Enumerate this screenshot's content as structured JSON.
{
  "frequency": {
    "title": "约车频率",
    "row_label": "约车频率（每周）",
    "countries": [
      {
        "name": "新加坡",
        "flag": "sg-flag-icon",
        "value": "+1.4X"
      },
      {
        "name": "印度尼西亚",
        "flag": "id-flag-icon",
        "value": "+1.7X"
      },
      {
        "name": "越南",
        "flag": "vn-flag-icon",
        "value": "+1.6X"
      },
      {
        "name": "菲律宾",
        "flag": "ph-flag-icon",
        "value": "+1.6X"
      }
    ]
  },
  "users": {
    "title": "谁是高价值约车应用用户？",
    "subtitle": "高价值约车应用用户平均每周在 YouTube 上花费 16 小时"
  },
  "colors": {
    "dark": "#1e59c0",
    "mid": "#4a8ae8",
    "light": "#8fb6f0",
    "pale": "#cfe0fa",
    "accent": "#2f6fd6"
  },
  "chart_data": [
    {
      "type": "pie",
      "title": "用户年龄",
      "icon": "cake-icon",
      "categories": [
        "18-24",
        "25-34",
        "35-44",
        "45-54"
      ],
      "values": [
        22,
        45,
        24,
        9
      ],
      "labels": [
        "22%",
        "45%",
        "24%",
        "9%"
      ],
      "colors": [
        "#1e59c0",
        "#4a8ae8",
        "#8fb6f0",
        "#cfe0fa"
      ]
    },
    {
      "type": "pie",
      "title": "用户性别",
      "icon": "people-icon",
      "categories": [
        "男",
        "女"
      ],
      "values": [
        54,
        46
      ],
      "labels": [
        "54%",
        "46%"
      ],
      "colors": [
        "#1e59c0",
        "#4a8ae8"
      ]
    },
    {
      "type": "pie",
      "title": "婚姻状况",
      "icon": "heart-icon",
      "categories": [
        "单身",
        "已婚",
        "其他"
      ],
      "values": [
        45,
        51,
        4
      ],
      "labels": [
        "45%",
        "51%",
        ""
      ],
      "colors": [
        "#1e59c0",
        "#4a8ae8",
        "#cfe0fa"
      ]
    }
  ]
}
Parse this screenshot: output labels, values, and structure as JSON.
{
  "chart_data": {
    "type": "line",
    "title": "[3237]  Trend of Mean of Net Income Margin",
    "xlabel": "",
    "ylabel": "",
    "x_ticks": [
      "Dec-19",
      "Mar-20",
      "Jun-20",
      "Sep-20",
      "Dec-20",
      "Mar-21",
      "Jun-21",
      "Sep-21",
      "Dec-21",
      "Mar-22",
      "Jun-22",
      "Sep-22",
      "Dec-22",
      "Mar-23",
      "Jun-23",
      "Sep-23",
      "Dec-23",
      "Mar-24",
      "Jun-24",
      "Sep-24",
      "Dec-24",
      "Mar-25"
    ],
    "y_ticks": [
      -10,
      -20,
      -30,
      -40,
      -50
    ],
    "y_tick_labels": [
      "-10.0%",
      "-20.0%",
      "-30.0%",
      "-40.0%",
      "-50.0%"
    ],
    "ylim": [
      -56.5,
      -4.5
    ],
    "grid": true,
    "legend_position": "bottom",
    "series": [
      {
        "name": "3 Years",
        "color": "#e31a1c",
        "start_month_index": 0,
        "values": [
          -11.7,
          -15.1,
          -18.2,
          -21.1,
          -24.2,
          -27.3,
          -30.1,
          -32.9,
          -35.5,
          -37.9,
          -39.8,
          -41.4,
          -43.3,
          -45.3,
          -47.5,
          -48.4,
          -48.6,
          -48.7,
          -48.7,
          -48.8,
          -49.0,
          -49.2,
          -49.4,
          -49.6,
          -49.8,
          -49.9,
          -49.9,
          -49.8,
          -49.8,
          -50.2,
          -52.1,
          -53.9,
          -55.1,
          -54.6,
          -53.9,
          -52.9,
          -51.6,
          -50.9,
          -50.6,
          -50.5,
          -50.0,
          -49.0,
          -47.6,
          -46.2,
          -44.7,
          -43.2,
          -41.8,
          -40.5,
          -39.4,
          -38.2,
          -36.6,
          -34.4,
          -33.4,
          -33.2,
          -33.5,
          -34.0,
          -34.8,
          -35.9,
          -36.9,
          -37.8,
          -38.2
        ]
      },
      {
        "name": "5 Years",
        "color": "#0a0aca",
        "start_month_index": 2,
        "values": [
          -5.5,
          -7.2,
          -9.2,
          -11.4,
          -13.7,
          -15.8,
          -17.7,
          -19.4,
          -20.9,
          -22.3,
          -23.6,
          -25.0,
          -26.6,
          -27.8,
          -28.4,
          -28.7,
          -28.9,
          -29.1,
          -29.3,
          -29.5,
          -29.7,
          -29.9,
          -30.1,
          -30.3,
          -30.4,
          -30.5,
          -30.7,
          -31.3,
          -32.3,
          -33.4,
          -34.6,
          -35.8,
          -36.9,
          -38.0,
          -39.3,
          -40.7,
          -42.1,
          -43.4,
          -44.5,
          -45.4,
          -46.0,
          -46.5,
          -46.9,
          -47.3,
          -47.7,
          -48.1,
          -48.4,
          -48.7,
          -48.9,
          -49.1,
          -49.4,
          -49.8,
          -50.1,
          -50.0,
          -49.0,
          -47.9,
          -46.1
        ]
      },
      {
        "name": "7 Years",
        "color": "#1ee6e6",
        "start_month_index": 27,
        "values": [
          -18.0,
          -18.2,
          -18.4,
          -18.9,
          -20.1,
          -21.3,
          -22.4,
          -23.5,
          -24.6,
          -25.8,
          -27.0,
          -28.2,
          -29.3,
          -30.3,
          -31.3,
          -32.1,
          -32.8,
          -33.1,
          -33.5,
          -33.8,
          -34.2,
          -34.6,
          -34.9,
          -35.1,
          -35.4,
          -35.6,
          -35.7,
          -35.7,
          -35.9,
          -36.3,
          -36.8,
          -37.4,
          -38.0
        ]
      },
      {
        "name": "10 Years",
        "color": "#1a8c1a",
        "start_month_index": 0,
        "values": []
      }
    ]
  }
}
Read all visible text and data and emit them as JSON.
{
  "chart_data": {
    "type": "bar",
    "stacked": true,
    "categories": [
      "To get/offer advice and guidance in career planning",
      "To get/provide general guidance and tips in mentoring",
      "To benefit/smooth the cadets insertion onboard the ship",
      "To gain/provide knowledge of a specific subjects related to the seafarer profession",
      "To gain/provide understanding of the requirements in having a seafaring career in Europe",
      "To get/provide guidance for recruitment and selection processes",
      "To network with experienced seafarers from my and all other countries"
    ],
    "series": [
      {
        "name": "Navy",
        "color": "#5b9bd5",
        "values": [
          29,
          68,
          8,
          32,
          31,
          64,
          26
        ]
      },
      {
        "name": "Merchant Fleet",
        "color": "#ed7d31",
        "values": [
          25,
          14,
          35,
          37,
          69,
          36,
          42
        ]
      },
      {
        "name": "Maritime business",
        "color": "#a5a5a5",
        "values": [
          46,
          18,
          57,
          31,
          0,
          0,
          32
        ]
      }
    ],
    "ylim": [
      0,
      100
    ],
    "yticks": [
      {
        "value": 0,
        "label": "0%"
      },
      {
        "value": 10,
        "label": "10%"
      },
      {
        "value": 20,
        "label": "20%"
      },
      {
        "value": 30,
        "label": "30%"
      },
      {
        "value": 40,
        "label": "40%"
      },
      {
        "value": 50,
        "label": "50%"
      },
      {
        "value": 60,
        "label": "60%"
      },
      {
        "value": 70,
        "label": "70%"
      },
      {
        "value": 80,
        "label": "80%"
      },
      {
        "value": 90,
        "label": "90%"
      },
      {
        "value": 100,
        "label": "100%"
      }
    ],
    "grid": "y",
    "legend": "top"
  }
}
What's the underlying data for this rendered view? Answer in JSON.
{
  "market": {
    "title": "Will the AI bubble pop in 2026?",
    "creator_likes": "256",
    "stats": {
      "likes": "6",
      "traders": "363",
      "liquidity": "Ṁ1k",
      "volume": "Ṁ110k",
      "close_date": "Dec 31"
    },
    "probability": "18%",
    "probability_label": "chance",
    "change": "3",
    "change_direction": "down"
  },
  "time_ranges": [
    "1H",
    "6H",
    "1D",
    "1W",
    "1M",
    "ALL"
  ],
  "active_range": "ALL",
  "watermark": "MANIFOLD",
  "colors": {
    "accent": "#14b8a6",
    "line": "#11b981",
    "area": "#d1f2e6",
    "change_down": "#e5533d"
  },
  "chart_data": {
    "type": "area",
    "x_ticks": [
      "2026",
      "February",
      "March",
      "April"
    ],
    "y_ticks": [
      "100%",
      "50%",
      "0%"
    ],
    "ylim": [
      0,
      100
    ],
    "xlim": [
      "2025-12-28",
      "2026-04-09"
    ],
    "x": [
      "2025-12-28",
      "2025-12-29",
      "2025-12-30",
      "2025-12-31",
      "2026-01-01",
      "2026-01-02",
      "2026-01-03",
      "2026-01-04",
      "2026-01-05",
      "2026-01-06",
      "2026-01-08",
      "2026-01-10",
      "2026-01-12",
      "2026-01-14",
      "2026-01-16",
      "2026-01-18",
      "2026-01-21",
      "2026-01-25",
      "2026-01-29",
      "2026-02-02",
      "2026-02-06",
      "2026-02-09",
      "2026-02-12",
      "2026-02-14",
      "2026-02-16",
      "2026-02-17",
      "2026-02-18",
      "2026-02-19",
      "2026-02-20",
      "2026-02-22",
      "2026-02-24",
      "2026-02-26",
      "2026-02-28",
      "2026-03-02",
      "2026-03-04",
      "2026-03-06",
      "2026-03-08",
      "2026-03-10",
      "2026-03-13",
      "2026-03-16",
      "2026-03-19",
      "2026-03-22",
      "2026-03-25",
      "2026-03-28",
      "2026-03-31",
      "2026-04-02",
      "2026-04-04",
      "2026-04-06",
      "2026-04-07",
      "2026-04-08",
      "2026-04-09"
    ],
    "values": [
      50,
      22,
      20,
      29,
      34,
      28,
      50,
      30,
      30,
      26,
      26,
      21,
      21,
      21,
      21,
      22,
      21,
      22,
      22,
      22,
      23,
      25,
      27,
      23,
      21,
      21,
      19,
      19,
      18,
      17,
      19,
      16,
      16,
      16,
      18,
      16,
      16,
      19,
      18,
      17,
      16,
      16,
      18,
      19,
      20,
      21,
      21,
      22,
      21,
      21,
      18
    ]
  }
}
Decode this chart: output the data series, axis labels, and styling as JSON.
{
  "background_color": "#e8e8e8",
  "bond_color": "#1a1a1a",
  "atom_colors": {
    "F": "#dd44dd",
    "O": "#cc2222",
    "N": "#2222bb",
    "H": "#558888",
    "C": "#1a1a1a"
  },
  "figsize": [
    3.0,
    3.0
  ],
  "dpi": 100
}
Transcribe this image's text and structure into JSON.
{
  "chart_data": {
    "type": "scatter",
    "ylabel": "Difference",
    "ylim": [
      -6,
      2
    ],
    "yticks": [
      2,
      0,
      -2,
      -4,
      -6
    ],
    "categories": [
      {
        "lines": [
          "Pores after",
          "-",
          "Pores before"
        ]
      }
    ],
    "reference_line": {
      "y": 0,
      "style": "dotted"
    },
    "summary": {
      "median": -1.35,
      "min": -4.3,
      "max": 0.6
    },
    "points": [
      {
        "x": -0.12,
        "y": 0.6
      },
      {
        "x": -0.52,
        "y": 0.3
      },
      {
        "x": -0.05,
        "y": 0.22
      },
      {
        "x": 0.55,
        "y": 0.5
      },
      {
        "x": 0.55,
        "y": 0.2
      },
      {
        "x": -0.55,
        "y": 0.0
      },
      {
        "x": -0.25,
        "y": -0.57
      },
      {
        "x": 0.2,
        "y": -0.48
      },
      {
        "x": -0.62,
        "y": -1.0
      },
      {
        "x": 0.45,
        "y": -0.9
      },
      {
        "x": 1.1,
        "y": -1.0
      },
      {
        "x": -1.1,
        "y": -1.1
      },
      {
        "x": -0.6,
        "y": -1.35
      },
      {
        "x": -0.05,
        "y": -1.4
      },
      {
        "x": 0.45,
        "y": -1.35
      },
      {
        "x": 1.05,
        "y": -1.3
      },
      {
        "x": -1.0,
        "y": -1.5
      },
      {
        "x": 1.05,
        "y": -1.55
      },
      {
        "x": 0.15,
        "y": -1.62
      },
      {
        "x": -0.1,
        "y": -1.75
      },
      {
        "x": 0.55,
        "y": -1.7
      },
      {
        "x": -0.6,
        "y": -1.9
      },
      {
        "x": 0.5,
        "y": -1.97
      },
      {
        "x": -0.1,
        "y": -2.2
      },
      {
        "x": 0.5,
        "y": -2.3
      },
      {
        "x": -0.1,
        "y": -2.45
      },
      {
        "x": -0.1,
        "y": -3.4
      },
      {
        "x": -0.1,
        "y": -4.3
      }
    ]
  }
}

= = =

Gather up every line from the listing above in which the word "name" occurs.

FINAL RESULT:
        "name": "新加坡",
        "name": "印度尼西亚",
        "name": "越南",
        "name": "菲律宾",
        "name": "3 Years",
        "name": "5 Years",
        "name": "7 Years",
        "name": "10 Years",
        "name": "Navy",
        "name": "Merchant Fleet",
        "name": "Maritime business",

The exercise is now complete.